Exercise directions:
Set the listing down again in full, word for word, with the pictures left out.

Available data:

▬▬▬

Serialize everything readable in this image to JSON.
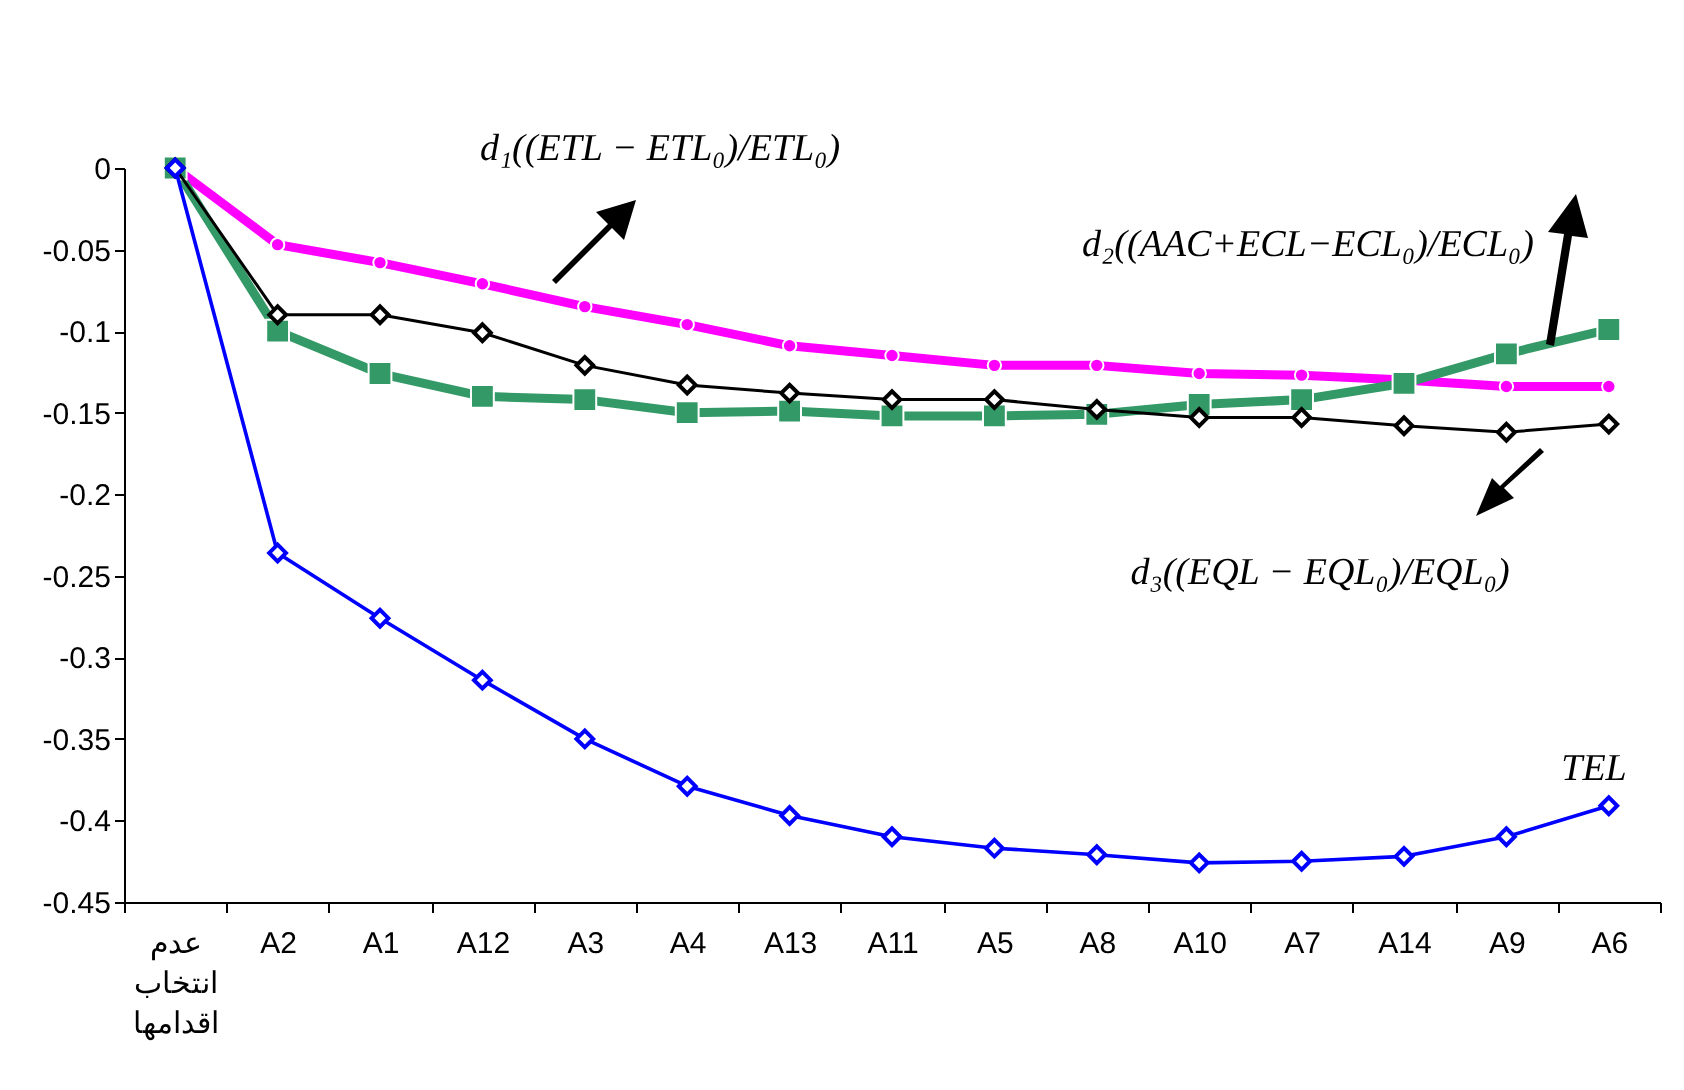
{
  "chart_data": {
    "type": "line",
    "categories": [
      "عدم انتخاب اقدامها",
      "A2",
      "A1",
      "A12",
      "A3",
      "A4",
      "A13",
      "A11",
      "A5",
      "A8",
      "A10",
      "A7",
      "A14",
      "A9",
      "A6"
    ],
    "series": [
      {
        "name": "d₁((ETL − ETL₀)/ETL₀)",
        "color": "#ff00ff",
        "marker": "circle",
        "values": [
          0,
          -0.047,
          -0.058,
          -0.071,
          -0.085,
          -0.096,
          -0.109,
          -0.115,
          -0.121,
          -0.121,
          -0.126,
          -0.127,
          -0.13,
          -0.134,
          -0.134
        ]
      },
      {
        "name": "d₂((AAC+ECL−ECL₀)/ECL₀)",
        "color": "#339966",
        "marker": "square",
        "values": [
          0,
          -0.1,
          -0.126,
          -0.14,
          -0.142,
          -0.15,
          -0.149,
          -0.152,
          -0.152,
          -0.151,
          -0.145,
          -0.142,
          -0.132,
          -0.114,
          -0.099
        ]
      },
      {
        "name": "d₃((EQL − EQL₀)/EQL₀)",
        "color": "#000000",
        "marker": "diamond",
        "values": [
          0,
          -0.09,
          -0.09,
          -0.101,
          -0.121,
          -0.133,
          -0.138,
          -0.142,
          -0.142,
          -0.148,
          -0.153,
          -0.153,
          -0.158,
          -0.162,
          -0.157
        ]
      },
      {
        "name": "TEL",
        "color": "#0000ff",
        "marker": "diamond",
        "values": [
          0,
          -0.236,
          -0.276,
          -0.314,
          -0.35,
          -0.379,
          -0.397,
          -0.41,
          -0.417,
          -0.421,
          -0.426,
          -0.425,
          -0.422,
          -0.41,
          -0.391
        ]
      }
    ],
    "ylim": [
      -0.45,
      0
    ],
    "yticks": [
      0,
      -0.05,
      -0.1,
      -0.15,
      -0.2,
      -0.25,
      -0.3,
      -0.35,
      -0.4,
      -0.45
    ]
  }
}
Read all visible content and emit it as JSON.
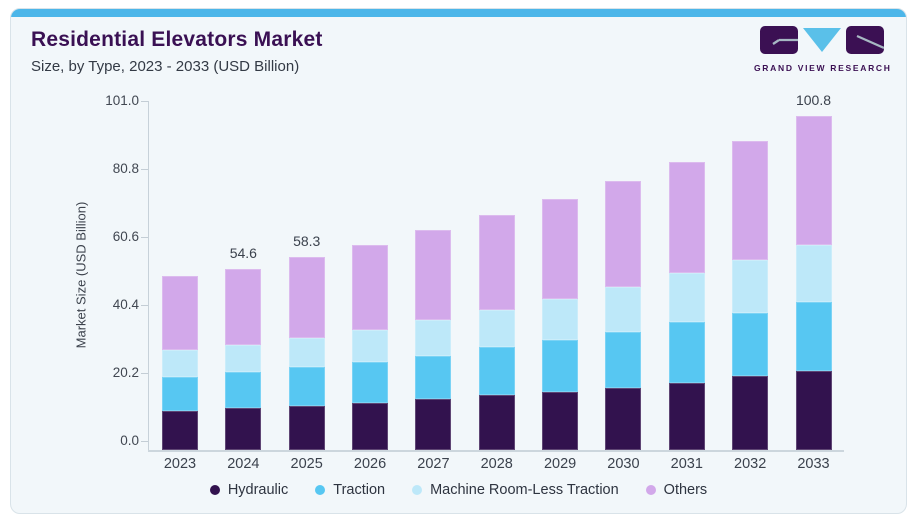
{
  "header": {
    "title": "Residential Elevators Market",
    "subtitle": "Size, by Type, 2023 - 2033 (USD Billion)",
    "logo_text": "GRAND VIEW RESEARCH"
  },
  "colors": {
    "accent_stripe": "#4cb6e9",
    "card_background": "#f2f7fa",
    "title_text": "#3a1053",
    "axis_line": "#c7d1d9",
    "hydraulic": "#32124e",
    "traction": "#57c7f2",
    "mrl_traction": "#bde8f9",
    "others": "#d2a8ea"
  },
  "chart_data": {
    "type": "bar",
    "stacked": true,
    "title": "Residential Elevators Market",
    "subtitle": "Size, by Type, 2023 - 2033 (USD Billion)",
    "categories": [
      "2023",
      "2024",
      "2025",
      "2026",
      "2027",
      "2028",
      "2029",
      "2030",
      "2031",
      "2032",
      "2033"
    ],
    "series": [
      {
        "name": "Hydraulic",
        "color": "#32124e",
        "values": [
          11.9,
          12.6,
          13.4,
          14.2,
          15.3,
          16.7,
          17.4,
          18.8,
          20.2,
          22.2,
          23.8
        ]
      },
      {
        "name": "Traction",
        "color": "#57c7f2",
        "values": [
          10.2,
          10.8,
          11.6,
          12.4,
          13.1,
          14.3,
          15.8,
          16.7,
          18.3,
          19.1,
          20.8
        ]
      },
      {
        "name": "Machine Room-Less Traction",
        "color": "#bde8f9",
        "values": [
          8.0,
          8.4,
          8.8,
          9.5,
          10.9,
          11.4,
          12.3,
          13.8,
          14.9,
          16.1,
          17.2
        ]
      },
      {
        "name": "Others",
        "color": "#d2a8ea",
        "values": [
          22.3,
          22.8,
          24.5,
          25.8,
          27.0,
          28.4,
          30.2,
          32.0,
          33.6,
          35.9,
          39.0
        ]
      }
    ],
    "totals": [
      52.4,
      54.6,
      58.3,
      61.9,
      66.3,
      70.8,
      75.7,
      81.3,
      87.0,
      93.3,
      100.8
    ],
    "bar_labels": [
      "",
      "54.6",
      "58.3",
      "",
      "",
      "",
      "",
      "",
      "",
      "",
      "100.8"
    ],
    "xlabel": "",
    "ylabel": "Market Size (USD Billion)",
    "yticks": [
      "0.0",
      "20.2",
      "40.4",
      "60.6",
      "80.8",
      "101.0"
    ],
    "ylim": [
      0,
      101
    ],
    "grid": false,
    "legend_position": "bottom"
  }
}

▬▬▬

Exercise answer:
Serialize everything readable in this image to JSON.
{
  "chart_data": {
    "type": "line",
    "categories": [
      "عدم انتخاب اقدامها",
      "A2",
      "A1",
      "A12",
      "A3",
      "A4",
      "A13",
      "A11",
      "A5",
      "A8",
      "A10",
      "A7",
      "A14",
      "A9",
      "A6"
    ],
    "series": [
      {
        "name": "d₁((ETL − ETL₀)/ETL₀)",
        "color": "#ff00ff",
        "marker": "circle",
        "values": [
          0,
          -0.047,
          -0.058,
          -0.071,
          -0.085,
          -0.096,
          -0.109,
          -0.115,
          -0.121,
          -0.121,
          -0.126,
          -0.127,
          -0.13,
          -0.134,
          -0.134
        ]
      },
      {
        "name": "d₂((AAC+ECL−ECL₀)/ECL₀)",
        "color": "#339966",
        "marker": "square",
        "values": [
          0,
          -0.1,
          -0.126,
          -0.14,
          -0.142,
          -0.15,
          -0.149,
          -0.152,
          -0.152,
          -0.151,
          -0.145,
          -0.142,
          -0.132,
          -0.114,
          -0.099
        ]
      },
      {
        "name": "d₃((EQL − EQL₀)/EQL₀)",
        "color": "#000000",
        "marker": "diamond",
        "values": [
          0,
          -0.09,
          -0.09,
          -0.101,
          -0.121,
          -0.133,
          -0.138,
          -0.142,
          -0.142,
          -0.148,
          -0.153,
          -0.153,
          -0.158,
          -0.162,
          -0.157
        ]
      },
      {
        "name": "TEL",
        "color": "#0000ff",
        "marker": "diamond",
        "values": [
          0,
          -0.236,
          -0.276,
          -0.314,
          -0.35,
          -0.379,
          -0.397,
          -0.41,
          -0.417,
          -0.421,
          -0.426,
          -0.425,
          -0.422,
          -0.41,
          -0.391
        ]
      }
    ],
    "ylim": [
      -0.45,
      0
    ],
    "yticks": [
      0,
      -0.05,
      -0.1,
      -0.15,
      -0.2,
      -0.25,
      -0.3,
      -0.35,
      -0.4,
      -0.45
    ]
  }
}
Read all visible content and emit it as JSON.
{
  "header": {
    "title": "Residential Elevators Market",
    "subtitle": "Size, by Type, 2023 - 2033 (USD Billion)",
    "logo_text": "GRAND VIEW RESEARCH"
  },
  "colors": {
    "accent_stripe": "#4cb6e9",
    "card_background": "#f2f7fa",
    "title_text": "#3a1053",
    "axis_line": "#c7d1d9",
    "hydraulic": "#32124e",
    "traction": "#57c7f2",
    "mrl_traction": "#bde8f9",
    "others": "#d2a8ea"
  },
  "chart_data": {
    "type": "bar",
    "stacked": true,
    "title": "Residential Elevators Market",
    "subtitle": "Size, by Type, 2023 - 2033 (USD Billion)",
    "categories": [
      "2023",
      "2024",
      "2025",
      "2026",
      "2027",
      "2028",
      "2029",
      "2030",
      "2031",
      "2032",
      "2033"
    ],
    "series": [
      {
        "name": "Hydraulic",
        "color": "#32124e",
        "values": [
          11.9,
          12.6,
          13.4,
          14.2,
          15.3,
          16.7,
          17.4,
          18.8,
          20.2,
          22.2,
          23.8
        ]
      },
      {
        "name": "Traction",
        "color": "#57c7f2",
        "values": [
          10.2,
          10.8,
          11.6,
          12.4,
          13.1,
          14.3,
          15.8,
          16.7,
          18.3,
          19.1,
          20.8
        ]
      },
      {
        "name": "Machine Room-Less Traction",
        "color": "#bde8f9",
        "values": [
          8.0,
          8.4,
          8.8,
          9.5,
          10.9,
          11.4,
          12.3,
          13.8,
          14.9,
          16.1,
          17.2
        ]
      },
      {
        "name": "Others",
        "color": "#d2a8ea",
        "values": [
          22.3,
          22.8,
          24.5,
          25.8,
          27.0,
          28.4,
          30.2,
          32.0,
          33.6,
          35.9,
          39.0
        ]
      }
    ],
    "totals": [
      52.4,
      54.6,
      58.3,
      61.9,
      66.3,
      70.8,
      75.7,
      81.3,
      87.0,
      93.3,
      100.8
    ],
    "bar_labels": [
      "",
      "54.6",
      "58.3",
      "",
      "",
      "",
      "",
      "",
      "",
      "",
      "100.8"
    ],
    "xlabel": "",
    "ylabel": "Market Size (USD Billion)",
    "yticks": [
      "0.0",
      "20.2",
      "40.4",
      "60.6",
      "80.8",
      "101.0"
    ],
    "ylim": [
      0,
      101
    ],
    "grid": false,
    "legend_position": "bottom"
  }
}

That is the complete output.